-- Requirement A --
Print the records below, starting with their first line and continuing up to and including the line that contains "size-option: 46 — [720, 60, 778, 102]".

-- Source --
I wondered about the grammar of this, which I was using, I
noticed, as grammatically transparent, like a UI restricted to
appearing before sumti.  But it turns out to be a sumti to sumti
function, transparent in Lojban grammar (because of the general
reduction of all sumti to one level) but complex in Lojban
semantics, where it converts a non-event sumti into an event sumti,
with the predicate derived by convention from the visible sumti
and the predicate to which it attaches.  So _mi djica tu'a lo plise_ is
presumable a compressed form of _mi djica le nu mi ponsu/citka
lo plise_.  Since x2 of _djica_ is specified as taking an event, both
of these forms are totally acceptable, but _mi djica lo plise_ would
be at least questionable -- not ungrammatical  (since their is no
way to specify event references grammatically -- except that _lenu
..._ always counts) but dissonant in some way, since an apple is not
-- Whorf's (unconfirmed) view of Hopi metaphysics
notwithstanding -- an event (Please, let's leave this one for another
time and another thread, because I already know most of what the
shitkickers are going to say that is true).

-- Requirement B --
Answer these questions about the Lojban passage above:
(i) In Lojban semantics, what kind of sumti is a non-event sumti converted into?
(ii) What is x2 of _djica_ specified as taking?
(iii) Whose view of Hopi metaphysics is mentioned?

-- Task material --

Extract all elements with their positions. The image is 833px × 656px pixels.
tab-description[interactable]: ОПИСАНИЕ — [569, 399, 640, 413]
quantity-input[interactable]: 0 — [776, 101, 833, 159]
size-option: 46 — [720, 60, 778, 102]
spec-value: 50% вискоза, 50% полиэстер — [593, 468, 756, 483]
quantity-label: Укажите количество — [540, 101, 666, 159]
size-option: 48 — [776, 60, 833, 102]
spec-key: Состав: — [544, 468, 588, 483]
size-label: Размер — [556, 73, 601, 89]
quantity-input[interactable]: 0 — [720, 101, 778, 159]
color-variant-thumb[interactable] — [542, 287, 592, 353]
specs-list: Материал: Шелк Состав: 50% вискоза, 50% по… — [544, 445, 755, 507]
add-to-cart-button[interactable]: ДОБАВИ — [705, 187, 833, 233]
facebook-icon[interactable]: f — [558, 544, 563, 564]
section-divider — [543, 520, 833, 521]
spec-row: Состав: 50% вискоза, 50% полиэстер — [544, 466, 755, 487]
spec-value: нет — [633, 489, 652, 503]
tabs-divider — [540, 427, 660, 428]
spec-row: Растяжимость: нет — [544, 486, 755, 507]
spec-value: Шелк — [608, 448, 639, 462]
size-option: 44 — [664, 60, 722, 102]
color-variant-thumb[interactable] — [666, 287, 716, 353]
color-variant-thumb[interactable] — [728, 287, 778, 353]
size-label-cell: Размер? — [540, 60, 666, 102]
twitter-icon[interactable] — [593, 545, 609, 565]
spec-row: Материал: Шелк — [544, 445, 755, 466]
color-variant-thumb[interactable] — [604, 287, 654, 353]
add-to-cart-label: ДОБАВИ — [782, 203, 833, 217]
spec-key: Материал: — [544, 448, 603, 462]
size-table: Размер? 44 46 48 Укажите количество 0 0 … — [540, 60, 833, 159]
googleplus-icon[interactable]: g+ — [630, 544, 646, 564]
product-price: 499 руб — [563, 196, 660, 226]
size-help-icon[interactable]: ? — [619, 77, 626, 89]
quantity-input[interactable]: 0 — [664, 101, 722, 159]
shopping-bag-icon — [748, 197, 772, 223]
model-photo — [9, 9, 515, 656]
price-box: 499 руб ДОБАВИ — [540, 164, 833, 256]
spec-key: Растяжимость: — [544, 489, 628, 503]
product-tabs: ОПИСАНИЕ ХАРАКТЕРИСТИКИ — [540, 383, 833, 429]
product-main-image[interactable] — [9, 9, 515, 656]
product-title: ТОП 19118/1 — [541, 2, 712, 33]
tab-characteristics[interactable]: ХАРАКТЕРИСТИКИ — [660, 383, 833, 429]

-- Right answer A --
Extract all elements with their positions. The image is 833px × 656px pixels.
tab-description[interactable]: ОПИСАНИЕ — [569, 399, 640, 413]
quantity-input[interactable]: 0 — [776, 101, 833, 159]
size-option: 46 — [720, 60, 778, 102]

-- Right answer B --
(i) An event sumti.
(ii) An event.
(iii) Whorf's (unconfirmed) view.